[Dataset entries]
============

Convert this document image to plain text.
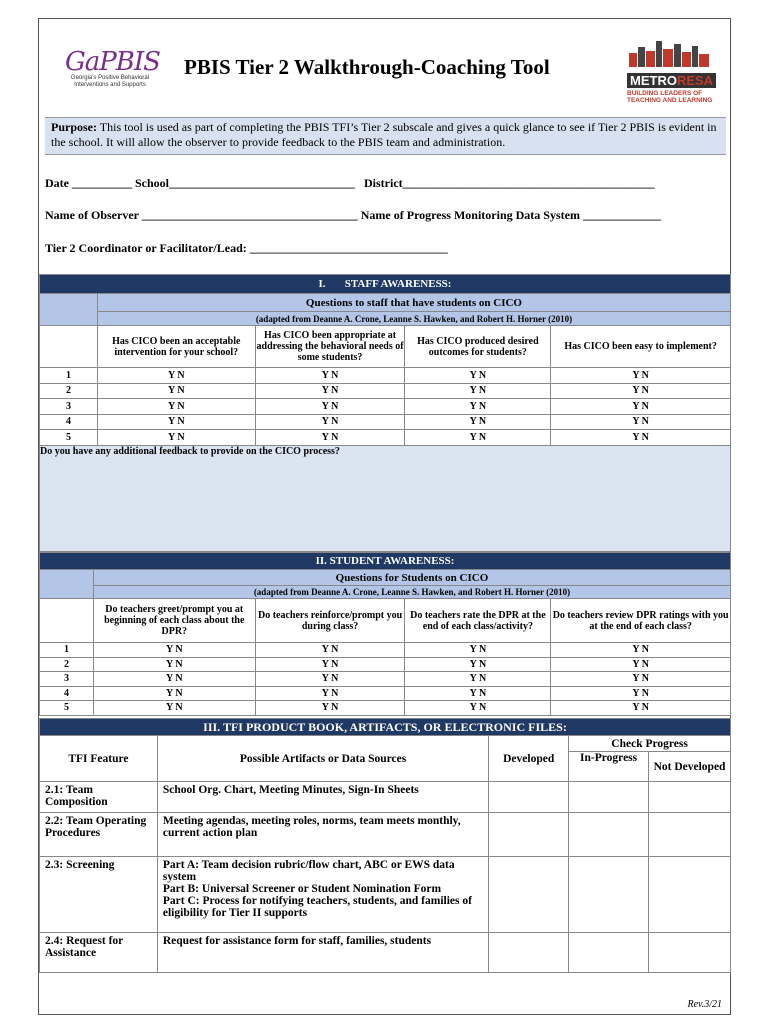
GaPBIS
Georgia's Positive Behavioral Interventions and Supports
PBIS Tier 2 Walkthrough-Coaching Tool
METRORESA
BUILDING LEADERS OF TEACHING AND LEARNING
Purpose: This tool is used as part of completing the PBIS TFI’s Tier 2 subscale and gives a quick glance to see if Tier 2 PBIS is evident in the school. It will allow the observer to provide feedback to the PBIS team and administration.
Date __________ School_______________________________   District__________________________________________
Name of Observer ____________________________________ Name of Progress Monitoring Data System _____________
Tier 2 Coordinator or Facilitator/Lead: _________________________________
I. STAFF AWARENESS:				
	Questions to staff that have students on CICO			
	(adapted from Deanne A. Crone, Leanne S. Hawken, and Robert H. Horner (2010)			
	Has CICO been an acceptable intervention for your school?	Has CICO been appropriate at addressing the behavioral needs of some students?	Has CICO produced desired outcomes for students?	Has CICO been easy to implement?
1	Y N	Y N	Y N	Y N
2	Y N	Y N	Y N	Y N
3	Y N	Y N	Y N	Y N
4	Y N	Y N	Y N	Y N
5	Y N	Y N	Y N	Y N
Do you have any additional feedback to provide on the CICO process?				
II. STUDENT AWARENESS:				
	Questions for Students on CICO			
	(adapted from Deanne A. Crone, Leanne S. Hawken, and Robert H. Horner (2010)			
	Do teachers greet/prompt you at beginning of each class about the DPR?	Do teachers reinforce/prompt you during class?	Do teachers rate the DPR at the end of each class/activity?	Do teachers review DPR ratings with you at the end of each class?
1	Y N	Y N	Y N	Y N
2	Y N	Y N	Y N	Y N
3	Y N	Y N	Y N	Y N
4	Y N	Y N	Y N	Y N
5	Y N	Y N	Y N	Y N
III. TFI PRODUCT BOOK, ARTIFACTS, OR ELECTRONIC FILES:				
TFI Feature	Possible Artifacts or Data Sources	Developed	Check Progress	
			In-Progress	Not Developed
2.1: Team Composition	School Org. Chart, Meeting Minutes, Sign-In Sheets			
2.2: Team Operating Procedures	Meeting agendas, meeting roles, norms, team meets monthly, current action plan			
2.3: Screening	Part A: Team decision rubric/flow chart, ABC or EWS data system
Part B: Universal Screener or Student Nomination Form
Part C: Process for notifying teachers, students, and families of eligibility for Tier II supports			
2.4: Request for Assistance	Request for assistance form for staff, families, students			
Rev.3/21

============

Every record above should come back exactly, but without its pictures.

Convert this document image to plain text.
GaPBIS
Georgia's Positive Behavioral Interventions and Supports
PBIS Tier 2 Walkthrough-Coaching Tool
METRORESA
BUILDING LEADERS OF TEACHING AND LEARNING
Purpose: This tool is used as part of completing the PBIS TFI’s Tier 2 subscale and gives a quick glance to see if Tier 2 PBIS is evident in the school. It will allow the observer to provide feedback to the PBIS team and administration.
Date __________ School_______________________________   District__________________________________________
Name of Observer ____________________________________ Name of Progress Monitoring Data System _____________
Tier 2 Coordinator or Facilitator/Lead: _________________________________
I. STAFF AWARENESS:				
	Questions to staff that have students on CICO			
	(adapted from Deanne A. Crone, Leanne S. Hawken, and Robert H. Horner (2010)			
	Has CICO been an acceptable intervention for your school?	Has CICO been appropriate at addressing the behavioral needs of some students?	Has CICO produced desired outcomes for students?	Has CICO been easy to implement?
1	Y N	Y N	Y N	Y N
2	Y N	Y N	Y N	Y N
3	Y N	Y N	Y N	Y N
4	Y N	Y N	Y N	Y N
5	Y N	Y N	Y N	Y N
Do you have any additional feedback to provide on the CICO process?				
II. STUDENT AWARENESS:				
	Questions for Students on CICO			
	(adapted from Deanne A. Crone, Leanne S. Hawken, and Robert H. Horner (2010)			
	Do teachers greet/prompt you at beginning of each class about the DPR?	Do teachers reinforce/prompt you during class?	Do teachers rate the DPR at the end of each class/activity?	Do teachers review DPR ratings with you at the end of each class?
1	Y N	Y N	Y N	Y N
2	Y N	Y N	Y N	Y N
3	Y N	Y N	Y N	Y N
4	Y N	Y N	Y N	Y N
5	Y N	Y N	Y N	Y N
III. TFI PRODUCT BOOK, ARTIFACTS, OR ELECTRONIC FILES:				
TFI Feature	Possible Artifacts or Data Sources	Developed	Check Progress	
			In-Progress	Not Developed
2.1: Team Composition	School Org. Chart, Meeting Minutes, Sign-In Sheets			
2.2: Team Operating Procedures	Meeting agendas, meeting roles, norms, team meets monthly, current action plan			
2.3: Screening	Part A: Team decision rubric/flow chart, ABC or EWS data system
Part B: Universal Screener or Student Nomination Form
Part C: Process for notifying teachers, students, and families of eligibility for Tier II supports			
2.4: Request for Assistance	Request for assistance form for staff, families, students			
Rev.3/21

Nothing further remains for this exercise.